Short exercise: Write the entries below out again exactly; any picture in them stays out.

------------

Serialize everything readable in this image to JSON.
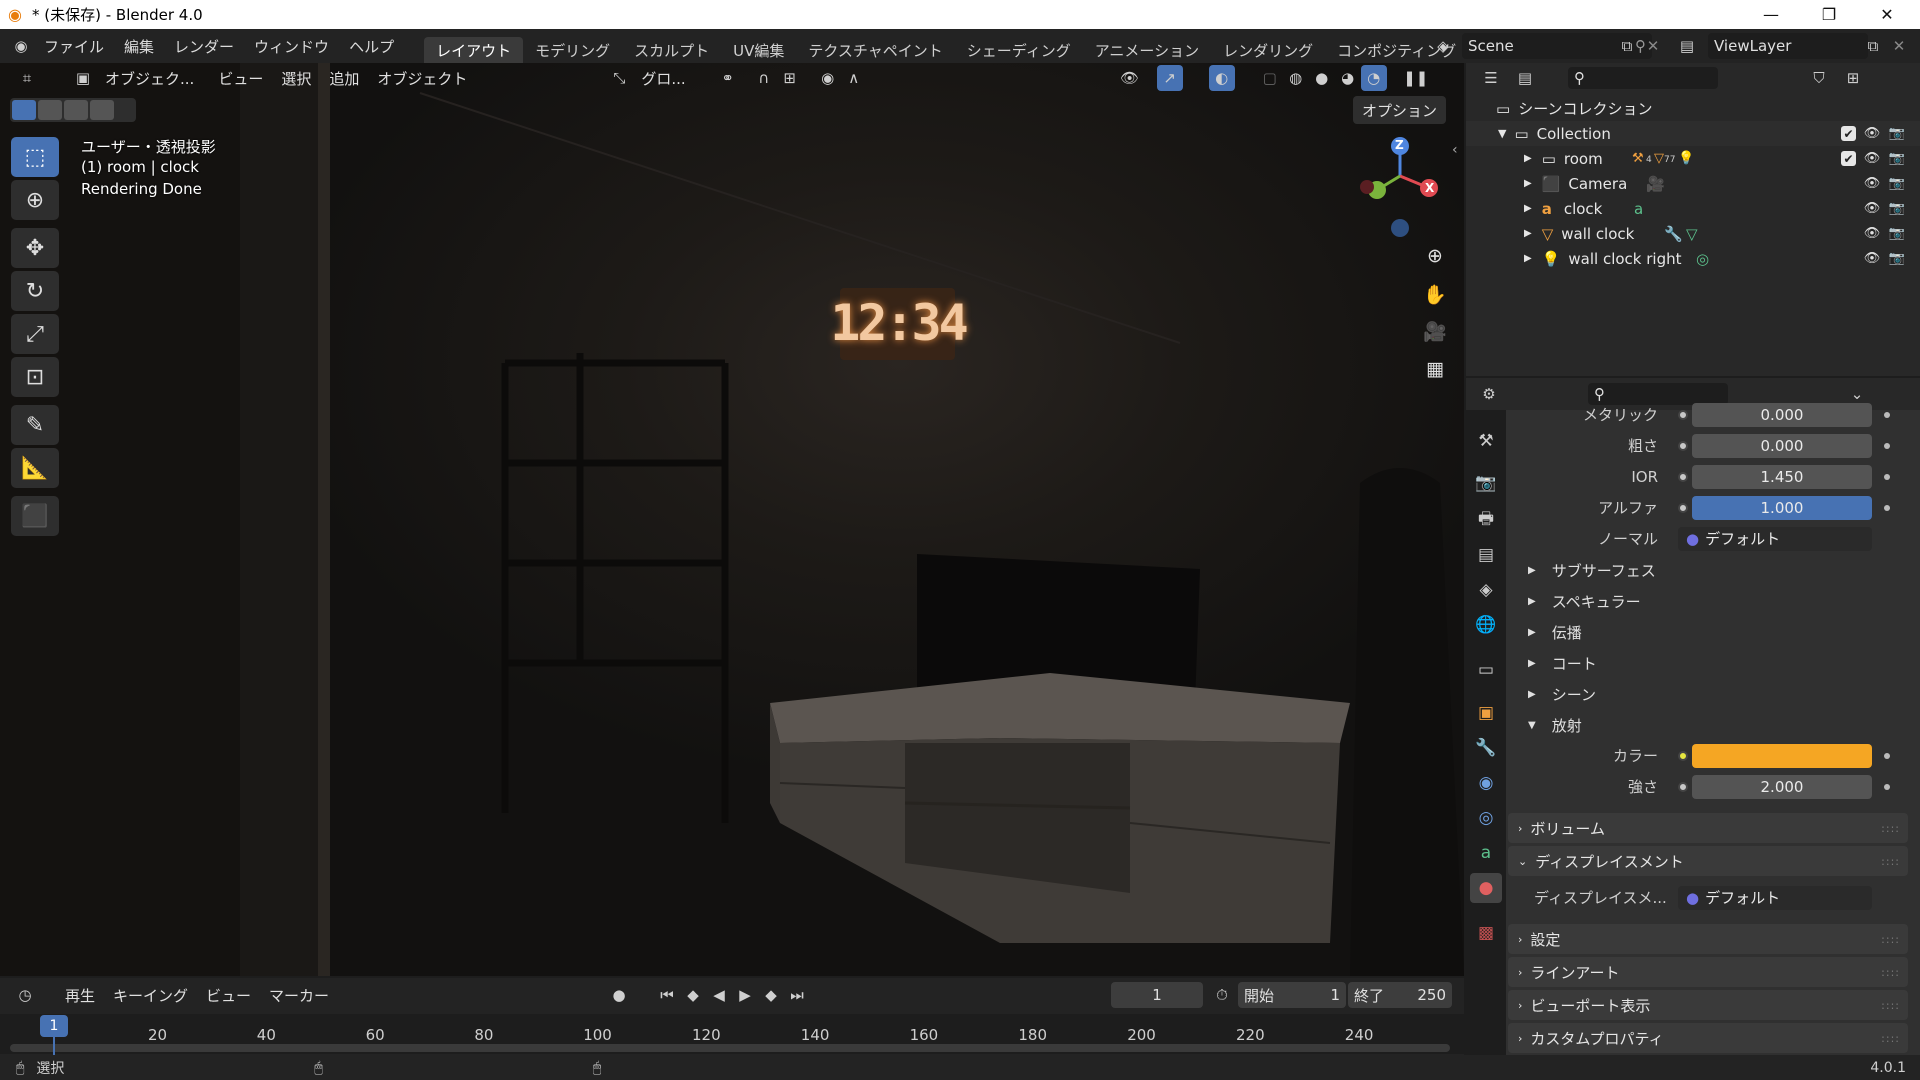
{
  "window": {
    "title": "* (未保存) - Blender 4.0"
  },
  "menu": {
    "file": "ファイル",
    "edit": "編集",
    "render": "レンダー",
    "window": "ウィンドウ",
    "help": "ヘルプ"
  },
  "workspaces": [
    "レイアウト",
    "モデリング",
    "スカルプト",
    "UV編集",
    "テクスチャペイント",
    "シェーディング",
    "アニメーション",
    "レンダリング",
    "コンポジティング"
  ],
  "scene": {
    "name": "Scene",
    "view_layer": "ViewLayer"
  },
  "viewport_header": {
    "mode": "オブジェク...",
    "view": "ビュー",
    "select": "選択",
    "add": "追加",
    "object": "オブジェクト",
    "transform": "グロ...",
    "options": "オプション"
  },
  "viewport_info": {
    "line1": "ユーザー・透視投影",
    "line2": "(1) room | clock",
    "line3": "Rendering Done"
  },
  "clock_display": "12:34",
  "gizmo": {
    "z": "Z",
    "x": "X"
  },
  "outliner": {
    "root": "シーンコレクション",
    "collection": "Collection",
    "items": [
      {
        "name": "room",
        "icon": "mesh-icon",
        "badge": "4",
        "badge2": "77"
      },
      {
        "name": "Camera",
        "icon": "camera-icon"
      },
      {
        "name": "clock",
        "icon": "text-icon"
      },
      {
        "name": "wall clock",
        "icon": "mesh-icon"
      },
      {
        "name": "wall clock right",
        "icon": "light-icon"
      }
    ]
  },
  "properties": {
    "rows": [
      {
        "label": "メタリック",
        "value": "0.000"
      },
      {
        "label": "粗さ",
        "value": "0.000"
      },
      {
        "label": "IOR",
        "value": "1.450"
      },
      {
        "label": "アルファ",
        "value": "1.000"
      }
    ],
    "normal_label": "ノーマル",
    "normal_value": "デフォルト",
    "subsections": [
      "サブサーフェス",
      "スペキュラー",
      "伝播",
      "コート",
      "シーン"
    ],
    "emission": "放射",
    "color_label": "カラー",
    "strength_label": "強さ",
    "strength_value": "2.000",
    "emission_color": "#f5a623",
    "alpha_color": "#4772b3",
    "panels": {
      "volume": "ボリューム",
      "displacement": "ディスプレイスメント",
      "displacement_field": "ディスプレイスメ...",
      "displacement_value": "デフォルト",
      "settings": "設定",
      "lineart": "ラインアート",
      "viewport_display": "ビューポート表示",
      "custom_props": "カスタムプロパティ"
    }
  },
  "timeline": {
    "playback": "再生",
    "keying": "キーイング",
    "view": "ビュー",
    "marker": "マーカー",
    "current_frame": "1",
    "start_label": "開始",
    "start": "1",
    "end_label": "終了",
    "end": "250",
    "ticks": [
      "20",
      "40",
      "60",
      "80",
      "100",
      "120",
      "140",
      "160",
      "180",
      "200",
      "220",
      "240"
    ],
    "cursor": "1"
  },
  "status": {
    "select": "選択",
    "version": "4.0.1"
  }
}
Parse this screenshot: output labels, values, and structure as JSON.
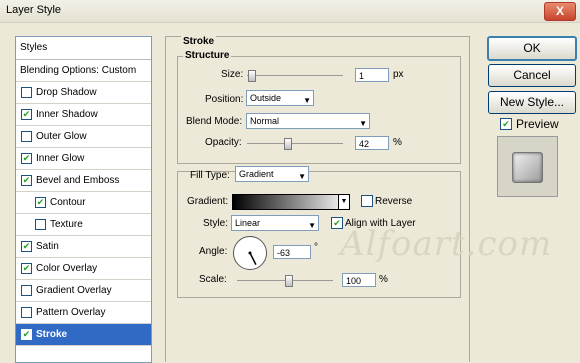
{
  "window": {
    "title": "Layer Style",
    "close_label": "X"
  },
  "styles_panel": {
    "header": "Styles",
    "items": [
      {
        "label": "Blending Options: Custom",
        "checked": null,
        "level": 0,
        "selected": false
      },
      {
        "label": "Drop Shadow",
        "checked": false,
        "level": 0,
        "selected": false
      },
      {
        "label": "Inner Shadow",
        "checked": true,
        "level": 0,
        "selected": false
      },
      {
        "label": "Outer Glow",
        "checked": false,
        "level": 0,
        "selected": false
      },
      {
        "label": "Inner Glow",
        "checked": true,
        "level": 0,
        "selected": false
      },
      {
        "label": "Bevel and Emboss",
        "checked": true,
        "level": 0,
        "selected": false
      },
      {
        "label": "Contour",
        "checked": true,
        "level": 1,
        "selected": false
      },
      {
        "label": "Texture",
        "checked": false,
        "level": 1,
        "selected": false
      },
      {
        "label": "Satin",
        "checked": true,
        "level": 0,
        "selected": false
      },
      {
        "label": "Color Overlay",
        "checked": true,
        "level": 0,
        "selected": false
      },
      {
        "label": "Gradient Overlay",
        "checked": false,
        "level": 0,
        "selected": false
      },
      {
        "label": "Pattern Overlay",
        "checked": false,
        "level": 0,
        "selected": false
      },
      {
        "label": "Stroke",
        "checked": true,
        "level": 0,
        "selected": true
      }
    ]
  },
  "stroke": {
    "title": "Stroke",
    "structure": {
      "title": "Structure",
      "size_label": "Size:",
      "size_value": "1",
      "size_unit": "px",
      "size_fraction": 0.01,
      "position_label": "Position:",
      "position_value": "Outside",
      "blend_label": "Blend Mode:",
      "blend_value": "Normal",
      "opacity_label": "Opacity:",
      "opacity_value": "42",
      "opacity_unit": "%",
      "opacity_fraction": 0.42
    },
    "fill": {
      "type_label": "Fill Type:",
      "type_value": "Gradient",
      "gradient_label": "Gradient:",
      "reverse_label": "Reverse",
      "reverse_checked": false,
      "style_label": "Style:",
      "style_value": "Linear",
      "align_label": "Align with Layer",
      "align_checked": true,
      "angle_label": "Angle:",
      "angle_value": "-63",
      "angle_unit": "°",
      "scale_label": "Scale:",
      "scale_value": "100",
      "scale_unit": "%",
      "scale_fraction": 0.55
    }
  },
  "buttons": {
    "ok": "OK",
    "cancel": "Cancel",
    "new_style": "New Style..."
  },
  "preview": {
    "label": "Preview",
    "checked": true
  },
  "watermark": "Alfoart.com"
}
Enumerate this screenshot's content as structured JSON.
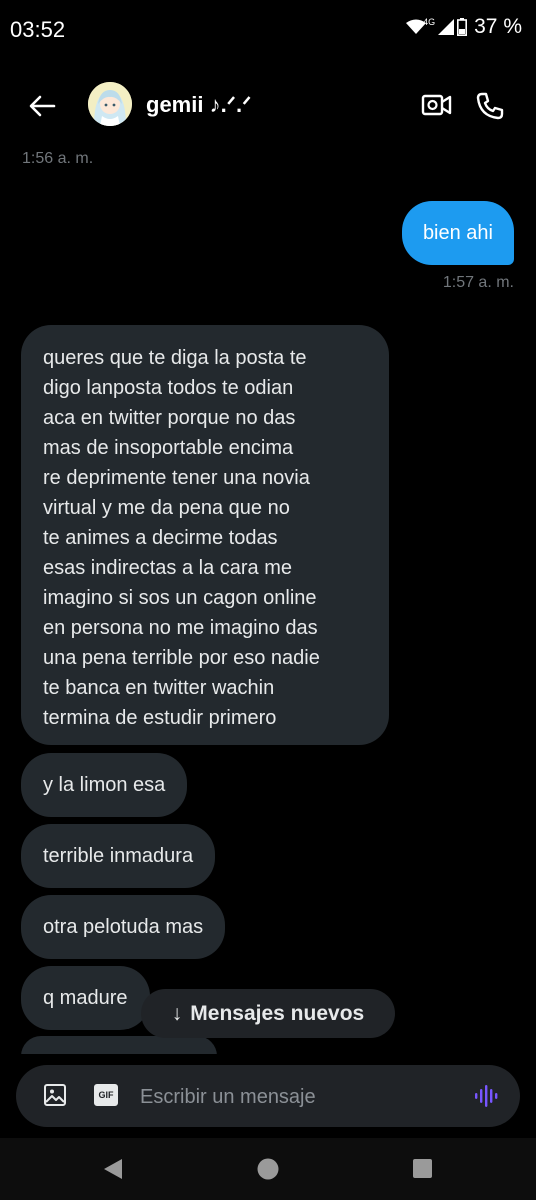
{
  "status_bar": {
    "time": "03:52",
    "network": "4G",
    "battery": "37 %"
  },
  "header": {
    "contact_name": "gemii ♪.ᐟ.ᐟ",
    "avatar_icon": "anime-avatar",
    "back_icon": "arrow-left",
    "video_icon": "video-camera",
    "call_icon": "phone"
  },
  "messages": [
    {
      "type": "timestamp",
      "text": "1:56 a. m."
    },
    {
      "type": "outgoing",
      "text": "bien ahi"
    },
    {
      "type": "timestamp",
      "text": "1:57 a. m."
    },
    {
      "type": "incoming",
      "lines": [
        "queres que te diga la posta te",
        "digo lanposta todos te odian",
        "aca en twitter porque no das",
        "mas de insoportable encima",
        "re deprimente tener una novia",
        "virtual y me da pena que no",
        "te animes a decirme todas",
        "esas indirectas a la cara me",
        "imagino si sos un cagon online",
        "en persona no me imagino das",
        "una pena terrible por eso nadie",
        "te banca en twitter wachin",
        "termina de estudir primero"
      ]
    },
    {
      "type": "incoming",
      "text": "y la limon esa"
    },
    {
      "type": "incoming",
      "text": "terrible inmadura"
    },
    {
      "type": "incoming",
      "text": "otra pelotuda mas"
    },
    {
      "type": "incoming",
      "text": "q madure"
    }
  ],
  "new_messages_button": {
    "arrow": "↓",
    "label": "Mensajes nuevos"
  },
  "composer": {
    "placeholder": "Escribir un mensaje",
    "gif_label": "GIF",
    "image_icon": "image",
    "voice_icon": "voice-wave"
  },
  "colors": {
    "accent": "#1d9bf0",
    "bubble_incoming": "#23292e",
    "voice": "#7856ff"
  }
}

------------

Full answer:
Serialize everything readable in this image to JSON.
{
  "window": {
    "title": "* (未保存) - Blender 4.0"
  },
  "menu": {
    "file": "ファイル",
    "edit": "編集",
    "render": "レンダー",
    "window": "ウィンドウ",
    "help": "ヘルプ"
  },
  "workspaces": [
    "レイアウト",
    "モデリング",
    "スカルプト",
    "UV編集",
    "テクスチャペイント",
    "シェーディング",
    "アニメーション",
    "レンダリング",
    "コンポジティング"
  ],
  "scene": {
    "name": "Scene",
    "view_layer": "ViewLayer"
  },
  "viewport_header": {
    "mode": "オブジェク...",
    "view": "ビュー",
    "select": "選択",
    "add": "追加",
    "object": "オブジェクト",
    "transform": "グロ...",
    "options": "オプション"
  },
  "viewport_info": {
    "line1": "ユーザー・透視投影",
    "line2": "(1) room | clock",
    "line3": "Rendering Done"
  },
  "clock_display": "12:34",
  "gizmo": {
    "z": "Z",
    "x": "X"
  },
  "outliner": {
    "root": "シーンコレクション",
    "collection": "Collection",
    "items": [
      {
        "name": "room",
        "icon": "mesh-icon",
        "badge": "4",
        "badge2": "77"
      },
      {
        "name": "Camera",
        "icon": "camera-icon"
      },
      {
        "name": "clock",
        "icon": "text-icon"
      },
      {
        "name": "wall clock",
        "icon": "mesh-icon"
      },
      {
        "name": "wall clock right",
        "icon": "light-icon"
      }
    ]
  },
  "properties": {
    "rows": [
      {
        "label": "メタリック",
        "value": "0.000"
      },
      {
        "label": "粗さ",
        "value": "0.000"
      },
      {
        "label": "IOR",
        "value": "1.450"
      },
      {
        "label": "アルファ",
        "value": "1.000"
      }
    ],
    "normal_label": "ノーマル",
    "normal_value": "デフォルト",
    "subsections": [
      "サブサーフェス",
      "スペキュラー",
      "伝播",
      "コート",
      "シーン"
    ],
    "emission": "放射",
    "color_label": "カラー",
    "strength_label": "強さ",
    "strength_value": "2.000",
    "emission_color": "#f5a623",
    "alpha_color": "#4772b3",
    "panels": {
      "volume": "ボリューム",
      "displacement": "ディスプレイスメント",
      "displacement_field": "ディスプレイスメ...",
      "displacement_value": "デフォルト",
      "settings": "設定",
      "lineart": "ラインアート",
      "viewport_display": "ビューポート表示",
      "custom_props": "カスタムプロパティ"
    }
  },
  "timeline": {
    "playback": "再生",
    "keying": "キーイング",
    "view": "ビュー",
    "marker": "マーカー",
    "current_frame": "1",
    "start_label": "開始",
    "start": "1",
    "end_label": "終了",
    "end": "250",
    "ticks": [
      "20",
      "40",
      "60",
      "80",
      "100",
      "120",
      "140",
      "160",
      "180",
      "200",
      "220",
      "240"
    ],
    "cursor": "1"
  },
  "status": {
    "select": "選択",
    "version": "4.0.1"
  }
}
Parse this screenshot: output labels, values, and structure as JSON.
{
  "window": {
    "title": "Layer Style",
    "close_label": "X"
  },
  "styles_panel": {
    "header": "Styles",
    "items": [
      {
        "label": "Blending Options: Custom",
        "checked": null,
        "level": 0,
        "selected": false
      },
      {
        "label": "Drop Shadow",
        "checked": false,
        "level": 0,
        "selected": false
      },
      {
        "label": "Inner Shadow",
        "checked": true,
        "level": 0,
        "selected": false
      },
      {
        "label": "Outer Glow",
        "checked": false,
        "level": 0,
        "selected": false
      },
      {
        "label": "Inner Glow",
        "checked": true,
        "level": 0,
        "selected": false
      },
      {
        "label": "Bevel and Emboss",
        "checked": true,
        "level": 0,
        "selected": false
      },
      {
        "label": "Contour",
        "checked": true,
        "level": 1,
        "selected": false
      },
      {
        "label": "Texture",
        "checked": false,
        "level": 1,
        "selected": false
      },
      {
        "label": "Satin",
        "checked": true,
        "level": 0,
        "selected": false
      },
      {
        "label": "Color Overlay",
        "checked": true,
        "level": 0,
        "selected": false
      },
      {
        "label": "Gradient Overlay",
        "checked": false,
        "level": 0,
        "selected": false
      },
      {
        "label": "Pattern Overlay",
        "checked": false,
        "level": 0,
        "selected": false
      },
      {
        "label": "Stroke",
        "checked": true,
        "level": 0,
        "selected": true
      }
    ]
  },
  "stroke": {
    "title": "Stroke",
    "structure": {
      "title": "Structure",
      "size_label": "Size:",
      "size_value": "1",
      "size_unit": "px",
      "size_fraction": 0.01,
      "position_label": "Position:",
      "position_value": "Outside",
      "blend_label": "Blend Mode:",
      "blend_value": "Normal",
      "opacity_label": "Opacity:",
      "opacity_value": "42",
      "opacity_unit": "%",
      "opacity_fraction": 0.42
    },
    "fill": {
      "type_label": "Fill Type:",
      "type_value": "Gradient",
      "gradient_label": "Gradient:",
      "reverse_label": "Reverse",
      "reverse_checked": false,
      "style_label": "Style:",
      "style_value": "Linear",
      "align_label": "Align with Layer",
      "align_checked": true,
      "angle_label": "Angle:",
      "angle_value": "-63",
      "angle_unit": "°",
      "scale_label": "Scale:",
      "scale_value": "100",
      "scale_unit": "%",
      "scale_fraction": 0.55
    }
  },
  "buttons": {
    "ok": "OK",
    "cancel": "Cancel",
    "new_style": "New Style..."
  },
  "preview": {
    "label": "Preview",
    "checked": true
  },
  "watermark": "Alfoart.com"
}
Enumerate this screenshot's content as structured JSON.
{
  "status_bar": {
    "time": "03:52",
    "network": "4G",
    "battery": "37 %"
  },
  "header": {
    "contact_name": "gemii ♪.ᐟ.ᐟ",
    "avatar_icon": "anime-avatar",
    "back_icon": "arrow-left",
    "video_icon": "video-camera",
    "call_icon": "phone"
  },
  "messages": [
    {
      "type": "timestamp",
      "text": "1:56 a. m."
    },
    {
      "type": "outgoing",
      "text": "bien ahi"
    },
    {
      "type": "timestamp",
      "text": "1:57 a. m."
    },
    {
      "type": "incoming",
      "lines": [
        "queres que te diga la posta te",
        "digo lanposta todos te odian",
        "aca en twitter porque no das",
        "mas de insoportable encima",
        "re deprimente tener una novia",
        "virtual y me da pena que no",
        "te animes a decirme todas",
        "esas indirectas a la cara me",
        "imagino si sos un cagon online",
        "en persona no me imagino das",
        "una pena terrible por eso nadie",
        "te banca en twitter wachin",
        "termina de estudir primero"
      ]
    },
    {
      "type": "incoming",
      "text": "y la limon esa"
    },
    {
      "type": "incoming",
      "text": "terrible inmadura"
    },
    {
      "type": "incoming",
      "text": "otra pelotuda mas"
    },
    {
      "type": "incoming",
      "text": "q madure"
    }
  ],
  "new_messages_button": {
    "arrow": "↓",
    "label": "Mensajes nuevos"
  },
  "composer": {
    "placeholder": "Escribir un mensaje",
    "gif_label": "GIF",
    "image_icon": "image",
    "voice_icon": "voice-wave"
  },
  "colors": {
    "accent": "#1d9bf0",
    "bubble_incoming": "#23292e",
    "voice": "#7856ff"
  }
}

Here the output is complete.